INSTRUÇÃO A ▸ Liste todas as ações que, no texto selecionado, a organização convoca os governos democráticos e comprometidos com a paz da região a realizar.
INSTRUÇÃO B ▸ Transcreva do texto selecionado o trecho que começa com as palavras "O Movimento dos" e termina com "estão em segurança.".

TEXTO SELECIONADO ▸
A organização convocou manifestações e a condenação pública do ataque militar. “Convocamos os governos democráticos e comprometidos com a paz da região a rejeitar essa barbárie sem tibiezas, a se pronunciar com clareza e a defender o direito dos povos de viver sem guerras nem agressões imperialistas”, destacou em nota.

MST denuncia imperialismo e expressa apoio à Revolução Bolivariana

O Movimento dos Trabalhadores Rurais Sem Terra (MST) afirmou que o ataque representa o ponto máximo de uma série de agressões à soberania da Venezuela. Para a organização, trata-se de uma ação de guerra com interesses coloniais, voltada ao controle dos recursos naturais do país vizinho.

“O objetivo deste ataque não é outro senão confiscar os recursos estratégicos da Venezuela, especialmente o seu petróleo e minerais, tentando quebrar pela força a independência política da Nação”, disse o movimento, em nota divulgada neste sábado (3). O MST também denunciou o sequestro de Maduro e afirmou que estudantes e dirigentes da organização que estão na Venezuela estão em segurança.

TRECHOS DE DADOS ▸
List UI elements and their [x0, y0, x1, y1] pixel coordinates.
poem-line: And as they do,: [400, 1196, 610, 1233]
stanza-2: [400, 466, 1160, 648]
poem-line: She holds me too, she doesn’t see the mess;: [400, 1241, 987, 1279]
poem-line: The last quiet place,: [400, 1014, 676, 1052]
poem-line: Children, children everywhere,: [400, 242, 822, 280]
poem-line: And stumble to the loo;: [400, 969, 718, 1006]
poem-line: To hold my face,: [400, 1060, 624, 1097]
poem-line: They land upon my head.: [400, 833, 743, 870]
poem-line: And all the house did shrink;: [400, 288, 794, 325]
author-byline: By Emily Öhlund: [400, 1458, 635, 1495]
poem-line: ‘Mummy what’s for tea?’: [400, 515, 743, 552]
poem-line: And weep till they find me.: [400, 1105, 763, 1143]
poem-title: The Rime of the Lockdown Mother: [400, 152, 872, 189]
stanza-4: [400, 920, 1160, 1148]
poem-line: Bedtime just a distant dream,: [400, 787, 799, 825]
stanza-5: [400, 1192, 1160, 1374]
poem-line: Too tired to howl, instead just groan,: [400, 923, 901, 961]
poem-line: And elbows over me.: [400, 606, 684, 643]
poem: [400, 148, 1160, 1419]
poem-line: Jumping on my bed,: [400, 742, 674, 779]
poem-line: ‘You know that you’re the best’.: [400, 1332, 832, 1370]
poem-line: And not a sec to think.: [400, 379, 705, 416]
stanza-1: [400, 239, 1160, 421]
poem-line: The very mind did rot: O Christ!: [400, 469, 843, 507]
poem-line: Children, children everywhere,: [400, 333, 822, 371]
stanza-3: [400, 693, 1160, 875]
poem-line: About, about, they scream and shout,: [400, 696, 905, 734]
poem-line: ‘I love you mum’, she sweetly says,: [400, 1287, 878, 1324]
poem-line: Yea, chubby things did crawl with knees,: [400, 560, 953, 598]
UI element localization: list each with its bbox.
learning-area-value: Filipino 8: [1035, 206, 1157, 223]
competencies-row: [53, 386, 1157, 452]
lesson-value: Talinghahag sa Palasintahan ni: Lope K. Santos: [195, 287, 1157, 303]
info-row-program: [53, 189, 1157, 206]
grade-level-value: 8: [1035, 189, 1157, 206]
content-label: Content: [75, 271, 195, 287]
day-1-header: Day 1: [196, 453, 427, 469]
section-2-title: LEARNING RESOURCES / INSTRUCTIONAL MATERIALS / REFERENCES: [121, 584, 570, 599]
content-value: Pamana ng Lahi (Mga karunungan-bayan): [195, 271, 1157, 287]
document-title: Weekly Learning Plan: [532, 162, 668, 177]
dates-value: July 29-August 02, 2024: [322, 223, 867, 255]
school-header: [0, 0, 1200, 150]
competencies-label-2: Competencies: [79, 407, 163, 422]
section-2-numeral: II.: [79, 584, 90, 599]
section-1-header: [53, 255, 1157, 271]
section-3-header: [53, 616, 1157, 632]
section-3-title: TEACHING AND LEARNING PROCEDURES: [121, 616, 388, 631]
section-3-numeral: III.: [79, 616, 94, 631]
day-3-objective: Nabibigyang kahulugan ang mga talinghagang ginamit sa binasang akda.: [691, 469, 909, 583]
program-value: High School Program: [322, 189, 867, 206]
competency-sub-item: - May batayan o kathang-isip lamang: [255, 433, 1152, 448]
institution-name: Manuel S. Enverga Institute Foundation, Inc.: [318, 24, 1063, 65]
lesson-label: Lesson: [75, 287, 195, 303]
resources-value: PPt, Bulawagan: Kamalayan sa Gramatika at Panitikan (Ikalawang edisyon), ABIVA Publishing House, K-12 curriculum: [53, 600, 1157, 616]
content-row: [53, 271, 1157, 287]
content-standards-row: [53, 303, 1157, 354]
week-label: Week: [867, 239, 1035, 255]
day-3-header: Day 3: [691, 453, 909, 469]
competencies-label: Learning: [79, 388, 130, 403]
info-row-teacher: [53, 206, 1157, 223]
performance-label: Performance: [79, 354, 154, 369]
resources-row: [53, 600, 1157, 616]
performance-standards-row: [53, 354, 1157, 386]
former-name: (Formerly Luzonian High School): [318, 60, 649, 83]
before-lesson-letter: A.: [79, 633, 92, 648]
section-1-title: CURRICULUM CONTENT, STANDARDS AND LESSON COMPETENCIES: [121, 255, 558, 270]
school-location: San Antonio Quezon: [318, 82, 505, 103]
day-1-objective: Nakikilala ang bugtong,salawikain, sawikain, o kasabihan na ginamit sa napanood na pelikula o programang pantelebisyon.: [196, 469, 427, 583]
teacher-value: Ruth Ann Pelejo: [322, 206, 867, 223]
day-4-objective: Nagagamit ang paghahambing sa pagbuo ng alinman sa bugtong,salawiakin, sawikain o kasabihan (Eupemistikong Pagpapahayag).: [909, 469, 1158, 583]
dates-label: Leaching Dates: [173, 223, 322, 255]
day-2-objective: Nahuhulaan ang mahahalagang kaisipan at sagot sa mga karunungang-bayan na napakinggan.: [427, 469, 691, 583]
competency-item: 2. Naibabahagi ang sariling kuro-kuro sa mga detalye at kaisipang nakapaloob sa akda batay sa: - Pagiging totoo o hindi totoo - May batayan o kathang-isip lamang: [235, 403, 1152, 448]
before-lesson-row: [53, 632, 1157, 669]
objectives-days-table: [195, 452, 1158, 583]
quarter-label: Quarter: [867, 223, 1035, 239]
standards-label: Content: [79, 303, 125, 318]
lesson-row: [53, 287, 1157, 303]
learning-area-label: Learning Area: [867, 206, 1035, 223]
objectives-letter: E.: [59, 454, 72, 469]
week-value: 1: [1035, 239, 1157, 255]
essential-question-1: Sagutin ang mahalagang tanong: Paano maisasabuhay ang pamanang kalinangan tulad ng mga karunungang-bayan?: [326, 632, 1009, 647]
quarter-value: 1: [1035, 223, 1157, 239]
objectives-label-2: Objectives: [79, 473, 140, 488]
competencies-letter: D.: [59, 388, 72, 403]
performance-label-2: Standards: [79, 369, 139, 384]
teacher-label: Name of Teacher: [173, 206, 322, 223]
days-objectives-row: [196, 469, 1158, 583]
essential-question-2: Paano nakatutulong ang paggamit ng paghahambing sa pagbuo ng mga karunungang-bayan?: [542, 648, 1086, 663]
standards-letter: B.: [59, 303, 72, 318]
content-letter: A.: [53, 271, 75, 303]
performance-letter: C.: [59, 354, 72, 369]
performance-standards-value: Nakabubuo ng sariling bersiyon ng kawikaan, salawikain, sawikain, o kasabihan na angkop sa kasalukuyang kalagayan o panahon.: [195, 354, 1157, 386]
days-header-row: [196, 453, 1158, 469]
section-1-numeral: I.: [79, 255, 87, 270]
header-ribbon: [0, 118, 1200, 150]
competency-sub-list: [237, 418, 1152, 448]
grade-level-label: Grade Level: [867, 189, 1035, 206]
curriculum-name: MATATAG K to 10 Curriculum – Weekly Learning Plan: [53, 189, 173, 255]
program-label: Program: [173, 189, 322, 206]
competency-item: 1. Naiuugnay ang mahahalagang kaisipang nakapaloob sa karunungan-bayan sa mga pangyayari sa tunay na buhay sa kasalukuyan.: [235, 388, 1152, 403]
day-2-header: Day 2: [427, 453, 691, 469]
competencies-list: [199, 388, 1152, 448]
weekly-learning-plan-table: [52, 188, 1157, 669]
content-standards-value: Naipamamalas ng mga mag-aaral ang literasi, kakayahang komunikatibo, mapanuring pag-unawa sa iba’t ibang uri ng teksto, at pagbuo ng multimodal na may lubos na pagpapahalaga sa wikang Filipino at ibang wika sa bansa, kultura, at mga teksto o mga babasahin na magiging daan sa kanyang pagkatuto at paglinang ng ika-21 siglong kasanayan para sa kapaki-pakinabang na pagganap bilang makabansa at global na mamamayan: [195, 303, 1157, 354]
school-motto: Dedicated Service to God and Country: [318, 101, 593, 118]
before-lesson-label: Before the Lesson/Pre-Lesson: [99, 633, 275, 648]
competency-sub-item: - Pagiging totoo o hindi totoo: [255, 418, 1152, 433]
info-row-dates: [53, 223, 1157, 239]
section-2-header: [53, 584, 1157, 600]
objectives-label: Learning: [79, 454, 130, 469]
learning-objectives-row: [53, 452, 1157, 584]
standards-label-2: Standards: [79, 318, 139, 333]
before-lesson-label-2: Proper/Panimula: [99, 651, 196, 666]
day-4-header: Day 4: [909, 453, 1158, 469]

RESPOSTA DA TAREFA A ▸
- rejeitar essa barbárie sem tibiezas
- se pronunciar com clareza
- defender o direito dos povos de viver sem guerras nem agressões imperialistas

RESPOSTA DA TAREFA B ▸
O Movimento dos Trabalhadores Rurais Sem Terra (MST) afirmou que o ataque representa o ponto máximo de uma série de agressões à soberania da Venezuela. Para a organização, trata-se de uma ação de guerra com interesses coloniais, voltada ao controle dos recursos naturais do país vizinho.

“O objetivo deste ataque não é outro senão confiscar os recursos estratégicos da Venezuela, especialmente o seu petróleo e minerais, tentando quebrar pela força a independência política da Nação”, disse o movimento, em nota divulgada neste sábado (3). O MST também denunciou o sequestro de Maduro e afirmou que estudantes e dirigentes da organização que estão na Venezuela estão em segurança.